- [THE EXERCISE]:
Transcribe each line exactly.

____

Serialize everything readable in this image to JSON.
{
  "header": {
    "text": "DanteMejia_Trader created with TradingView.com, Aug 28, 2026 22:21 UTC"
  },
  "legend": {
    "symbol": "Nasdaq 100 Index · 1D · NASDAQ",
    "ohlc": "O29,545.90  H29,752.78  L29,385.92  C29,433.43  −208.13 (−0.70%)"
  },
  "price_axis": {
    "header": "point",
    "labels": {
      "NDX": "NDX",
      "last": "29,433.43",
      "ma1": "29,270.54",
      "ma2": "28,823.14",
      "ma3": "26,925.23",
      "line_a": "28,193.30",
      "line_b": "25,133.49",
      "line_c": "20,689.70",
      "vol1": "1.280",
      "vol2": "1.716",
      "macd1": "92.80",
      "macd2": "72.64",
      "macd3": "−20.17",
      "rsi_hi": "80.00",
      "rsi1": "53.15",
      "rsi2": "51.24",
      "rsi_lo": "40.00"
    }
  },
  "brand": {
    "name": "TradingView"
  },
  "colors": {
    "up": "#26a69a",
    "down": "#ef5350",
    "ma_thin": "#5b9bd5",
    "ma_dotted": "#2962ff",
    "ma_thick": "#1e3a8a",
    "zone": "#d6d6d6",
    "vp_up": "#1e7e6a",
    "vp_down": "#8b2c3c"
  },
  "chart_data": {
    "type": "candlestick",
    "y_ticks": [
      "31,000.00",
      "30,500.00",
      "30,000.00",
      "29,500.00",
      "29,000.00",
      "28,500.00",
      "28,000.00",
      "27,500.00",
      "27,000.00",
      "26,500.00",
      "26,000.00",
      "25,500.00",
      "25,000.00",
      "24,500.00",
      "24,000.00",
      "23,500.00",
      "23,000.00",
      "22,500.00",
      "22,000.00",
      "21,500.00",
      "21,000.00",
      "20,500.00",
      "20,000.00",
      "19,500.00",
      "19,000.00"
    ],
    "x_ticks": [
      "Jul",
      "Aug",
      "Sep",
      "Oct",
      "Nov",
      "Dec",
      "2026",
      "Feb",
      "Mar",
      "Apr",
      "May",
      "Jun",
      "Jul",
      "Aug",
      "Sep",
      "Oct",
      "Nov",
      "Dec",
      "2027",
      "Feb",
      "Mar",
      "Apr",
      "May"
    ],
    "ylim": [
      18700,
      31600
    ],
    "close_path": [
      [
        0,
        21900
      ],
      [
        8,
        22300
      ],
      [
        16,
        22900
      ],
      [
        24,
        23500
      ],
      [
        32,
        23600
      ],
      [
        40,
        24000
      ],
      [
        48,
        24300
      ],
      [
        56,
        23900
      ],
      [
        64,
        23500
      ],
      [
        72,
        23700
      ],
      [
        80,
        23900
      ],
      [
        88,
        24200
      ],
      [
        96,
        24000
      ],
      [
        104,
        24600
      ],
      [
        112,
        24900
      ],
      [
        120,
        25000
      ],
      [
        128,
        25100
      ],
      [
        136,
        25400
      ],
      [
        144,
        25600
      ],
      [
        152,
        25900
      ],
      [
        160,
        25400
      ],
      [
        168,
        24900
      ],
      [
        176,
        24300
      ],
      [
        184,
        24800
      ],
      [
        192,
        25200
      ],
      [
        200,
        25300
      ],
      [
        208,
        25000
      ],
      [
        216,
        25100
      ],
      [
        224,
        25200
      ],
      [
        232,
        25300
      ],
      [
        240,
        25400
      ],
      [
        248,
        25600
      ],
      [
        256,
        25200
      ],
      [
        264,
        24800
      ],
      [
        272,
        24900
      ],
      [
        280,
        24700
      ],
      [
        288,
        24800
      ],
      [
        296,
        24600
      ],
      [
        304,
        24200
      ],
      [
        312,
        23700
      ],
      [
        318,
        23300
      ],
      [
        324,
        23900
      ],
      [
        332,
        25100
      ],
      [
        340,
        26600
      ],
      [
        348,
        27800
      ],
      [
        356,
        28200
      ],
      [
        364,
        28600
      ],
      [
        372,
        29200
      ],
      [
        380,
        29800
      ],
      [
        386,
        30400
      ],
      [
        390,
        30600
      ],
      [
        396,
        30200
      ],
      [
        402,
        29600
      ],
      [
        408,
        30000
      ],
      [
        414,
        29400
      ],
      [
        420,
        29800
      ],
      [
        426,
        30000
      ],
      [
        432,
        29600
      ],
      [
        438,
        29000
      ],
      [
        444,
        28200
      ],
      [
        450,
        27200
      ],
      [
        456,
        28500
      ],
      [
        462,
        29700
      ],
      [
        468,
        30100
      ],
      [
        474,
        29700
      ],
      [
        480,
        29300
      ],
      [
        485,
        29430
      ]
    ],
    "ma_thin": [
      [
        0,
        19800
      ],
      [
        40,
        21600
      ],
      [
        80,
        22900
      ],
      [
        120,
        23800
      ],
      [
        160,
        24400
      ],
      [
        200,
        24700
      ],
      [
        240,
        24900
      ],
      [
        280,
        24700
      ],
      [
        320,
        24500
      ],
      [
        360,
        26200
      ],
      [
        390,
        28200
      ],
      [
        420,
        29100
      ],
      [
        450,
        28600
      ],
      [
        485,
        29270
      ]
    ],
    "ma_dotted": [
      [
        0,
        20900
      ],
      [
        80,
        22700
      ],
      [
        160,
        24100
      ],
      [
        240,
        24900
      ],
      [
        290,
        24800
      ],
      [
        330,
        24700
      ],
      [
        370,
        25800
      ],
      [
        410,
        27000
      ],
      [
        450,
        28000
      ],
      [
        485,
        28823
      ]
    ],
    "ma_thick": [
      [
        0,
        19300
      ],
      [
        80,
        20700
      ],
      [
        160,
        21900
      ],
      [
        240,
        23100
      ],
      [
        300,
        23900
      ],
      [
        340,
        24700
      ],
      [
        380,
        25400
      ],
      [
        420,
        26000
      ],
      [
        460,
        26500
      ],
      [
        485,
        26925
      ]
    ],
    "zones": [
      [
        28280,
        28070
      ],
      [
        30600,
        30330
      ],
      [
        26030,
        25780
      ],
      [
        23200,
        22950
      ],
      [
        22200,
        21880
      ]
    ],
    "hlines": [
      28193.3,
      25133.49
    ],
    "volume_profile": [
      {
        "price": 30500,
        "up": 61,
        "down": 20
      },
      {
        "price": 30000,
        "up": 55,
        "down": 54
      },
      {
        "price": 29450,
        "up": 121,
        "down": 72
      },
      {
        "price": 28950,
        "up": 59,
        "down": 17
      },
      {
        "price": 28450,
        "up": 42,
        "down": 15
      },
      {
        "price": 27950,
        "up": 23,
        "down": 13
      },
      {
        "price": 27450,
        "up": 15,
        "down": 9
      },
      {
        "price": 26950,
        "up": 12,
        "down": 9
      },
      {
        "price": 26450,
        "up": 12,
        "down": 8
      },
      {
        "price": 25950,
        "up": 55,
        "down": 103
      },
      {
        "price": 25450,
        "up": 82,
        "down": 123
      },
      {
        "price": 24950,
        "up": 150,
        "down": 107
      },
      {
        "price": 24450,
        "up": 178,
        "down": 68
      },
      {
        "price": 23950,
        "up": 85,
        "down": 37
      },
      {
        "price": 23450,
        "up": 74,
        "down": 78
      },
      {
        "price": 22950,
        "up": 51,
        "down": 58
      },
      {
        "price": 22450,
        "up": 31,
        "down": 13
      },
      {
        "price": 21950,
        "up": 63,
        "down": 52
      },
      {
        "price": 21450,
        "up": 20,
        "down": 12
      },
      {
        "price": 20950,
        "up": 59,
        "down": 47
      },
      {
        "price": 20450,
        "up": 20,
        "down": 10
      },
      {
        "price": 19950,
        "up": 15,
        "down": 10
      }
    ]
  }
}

____

- [OUTPUT FOR THIS EXERCISE]:
Serialize everything readable in this image to JSON.
{
  "header": {
    "text": "DanteMejia_Trader created with TradingView.com, Aug 28, 2026 22:21 UTC"
  },
  "legend": {
    "symbol": "Nasdaq 100 Index · 1D · NASDAQ",
    "ohlc": "O29,545.90  H29,752.78  L29,385.92  C29,433.43  −208.13 (−0.70%)"
  },
  "price_axis": {
    "header": "point",
    "labels": {
      "NDX": "NDX",
      "last": "29,433.43",
      "ma1": "29,270.54",
      "ma2": "28,823.14",
      "ma3": "26,925.23",
      "line_a": "28,193.30",
      "line_b": "25,133.49",
      "line_c": "20,689.70",
      "vol1": "1.280",
      "vol2": "1.716",
      "macd1": "92.80",
      "macd2": "72.64",
      "macd3": "−20.17",
      "rsi_hi": "80.00",
      "rsi1": "53.15",
      "rsi2": "51.24",
      "rsi_lo": "40.00"
    }
  },
  "brand": {
    "name": "TradingView"
  },
  "colors": {
    "up": "#26a69a",
    "down": "#ef5350",
    "ma_thin": "#5b9bd5",
    "ma_dotted": "#2962ff",
    "ma_thick": "#1e3a8a",
    "zone": "#d6d6d6",
    "vp_up": "#1e7e6a",
    "vp_down": "#8b2c3c"
  },
  "chart_data": {
    "type": "candlestick",
    "y_ticks": [
      "31,000.00",
      "30,500.00",
      "30,000.00",
      "29,500.00",
      "29,000.00",
      "28,500.00",
      "28,000.00",
      "27,500.00",
      "27,000.00",
      "26,500.00",
      "26,000.00",
      "25,500.00",
      "25,000.00",
      "24,500.00",
      "24,000.00",
      "23,500.00",
      "23,000.00",
      "22,500.00",
      "22,000.00",
      "21,500.00",
      "21,000.00",
      "20,500.00",
      "20,000.00",
      "19,500.00",
      "19,000.00"
    ],
    "x_ticks": [
      "Jul",
      "Aug",
      "Sep",
      "Oct",
      "Nov",
      "Dec",
      "2026",
      "Feb",
      "Mar",
      "Apr",
      "May",
      "Jun",
      "Jul",
      "Aug",
      "Sep",
      "Oct",
      "Nov",
      "Dec",
      "2027",
      "Feb",
      "Mar",
      "Apr",
      "May"
    ],
    "ylim": [
      18700,
      31600
    ],
    "close_path": [
      [
        0,
        21900
      ],
      [
        8,
        22300
      ],
      [
        16,
        22900
      ],
      [
        24,
        23500
      ],
      [
        32,
        23600
      ],
      [
        40,
        24000
      ],
      [
        48,
        24300
      ],
      [
        56,
        23900
      ],
      [
        64,
        23500
      ],
      [
        72,
        23700
      ],
      [
        80,
        23900
      ],
      [
        88,
        24200
      ],
      [
        96,
        24000
      ],
      [
        104,
        24600
      ],
      [
        112,
        24900
      ],
      [
        120,
        25000
      ],
      [
        128,
        25100
      ],
      [
        136,
        25400
      ],
      [
        144,
        25600
      ],
      [
        152,
        25900
      ],
      [
        160,
        25400
      ],
      [
        168,
        24900
      ],
      [
        176,
        24300
      ],
      [
        184,
        24800
      ],
      [
        192,
        25200
      ],
      [
        200,
        25300
      ],
      [
        208,
        25000
      ],
      [
        216,
        25100
      ],
      [
        224,
        25200
      ],
      [
        232,
        25300
      ],
      [
        240,
        25400
      ],
      [
        248,
        25600
      ],
      [
        256,
        25200
      ],
      [
        264,
        24800
      ],
      [
        272,
        24900
      ],
      [
        280,
        24700
      ],
      [
        288,
        24800
      ],
      [
        296,
        24600
      ],
      [
        304,
        24200
      ],
      [
        312,
        23700
      ],
      [
        318,
        23300
      ],
      [
        324,
        23900
      ],
      [
        332,
        25100
      ],
      [
        340,
        26600
      ],
      [
        348,
        27800
      ],
      [
        356,
        28200
      ],
      [
        364,
        28600
      ],
      [
        372,
        29200
      ],
      [
        380,
        29800
      ],
      [
        386,
        30400
      ],
      [
        390,
        30600
      ],
      [
        396,
        30200
      ],
      [
        402,
        29600
      ],
      [
        408,
        30000
      ],
      [
        414,
        29400
      ],
      [
        420,
        29800
      ],
      [
        426,
        30000
      ],
      [
        432,
        29600
      ],
      [
        438,
        29000
      ],
      [
        444,
        28200
      ],
      [
        450,
        27200
      ],
      [
        456,
        28500
      ],
      [
        462,
        29700
      ],
      [
        468,
        30100
      ],
      [
        474,
        29700
      ],
      [
        480,
        29300
      ],
      [
        485,
        29430
      ]
    ],
    "ma_thin": [
      [
        0,
        19800
      ],
      [
        40,
        21600
      ],
      [
        80,
        22900
      ],
      [
        120,
        23800
      ],
      [
        160,
        24400
      ],
      [
        200,
        24700
      ],
      [
        240,
        24900
      ],
      [
        280,
        24700
      ],
      [
        320,
        24500
      ],
      [
        360,
        26200
      ],
      [
        390,
        28200
      ],
      [
        420,
        29100
      ],
      [
        450,
        28600
      ],
      [
        485,
        29270
      ]
    ],
    "ma_dotted": [
      [
        0,
        20900
      ],
      [
        80,
        22700
      ],
      [
        160,
        24100
      ],
      [
        240,
        24900
      ],
      [
        290,
        24800
      ],
      [
        330,
        24700
      ],
      [
        370,
        25800
      ],
      [
        410,
        27000
      ],
      [
        450,
        28000
      ],
      [
        485,
        28823
      ]
    ],
    "ma_thick": [
      [
        0,
        19300
      ],
      [
        80,
        20700
      ],
      [
        160,
        21900
      ],
      [
        240,
        23100
      ],
      [
        300,
        23900
      ],
      [
        340,
        24700
      ],
      [
        380,
        25400
      ],
      [
        420,
        26000
      ],
      [
        460,
        26500
      ],
      [
        485,
        26925
      ]
    ],
    "zones": [
      [
        28280,
        28070
      ],
      [
        30600,
        30330
      ],
      [
        26030,
        25780
      ],
      [
        23200,
        22950
      ],
      [
        22200,
        21880
      ]
    ],
    "hlines": [
      28193.3,
      25133.49
    ],
    "volume_profile": [
      {
        "price": 30500,
        "up": 61,
        "down": 20
      },
      {
        "price": 30000,
        "up": 55,
        "down": 54
      },
      {
        "price": 29450,
        "up": 121,
        "down": 72
      },
      {
        "price": 28950,
        "up": 59,
        "down": 17
      },
      {
        "price": 28450,
        "up": 42,
        "down": 15
      },
      {
        "price": 27950,
        "up": 23,
        "down": 13
      },
      {
        "price": 27450,
        "up": 15,
        "down": 9
      },
      {
        "price": 26950,
        "up": 12,
        "down": 9
      },
      {
        "price": 26450,
        "up": 12,
        "down": 8
      },
      {
        "price": 25950,
        "up": 55,
        "down": 103
      },
      {
        "price": 25450,
        "up": 82,
        "down": 123
      },
      {
        "price": 24950,
        "up": 150,
        "down": 107
      },
      {
        "price": 24450,
        "up": 178,
        "down": 68
      },
      {
        "price": 23950,
        "up": 85,
        "down": 37
      },
      {
        "price": 23450,
        "up": 74,
        "down": 78
      },
      {
        "price": 22950,
        "up": 51,
        "down": 58
      },
      {
        "price": 22450,
        "up": 31,
        "down": 13
      },
      {
        "price": 21950,
        "up": 63,
        "down": 52
      },
      {
        "price": 21450,
        "up": 20,
        "down": 12
      },
      {
        "price": 20950,
        "up": 59,
        "down": 47
      },
      {
        "price": 20450,
        "up": 20,
        "down": 10
      },
      {
        "price": 19950,
        "up": 15,
        "down": 10
      }
    ]
  }
}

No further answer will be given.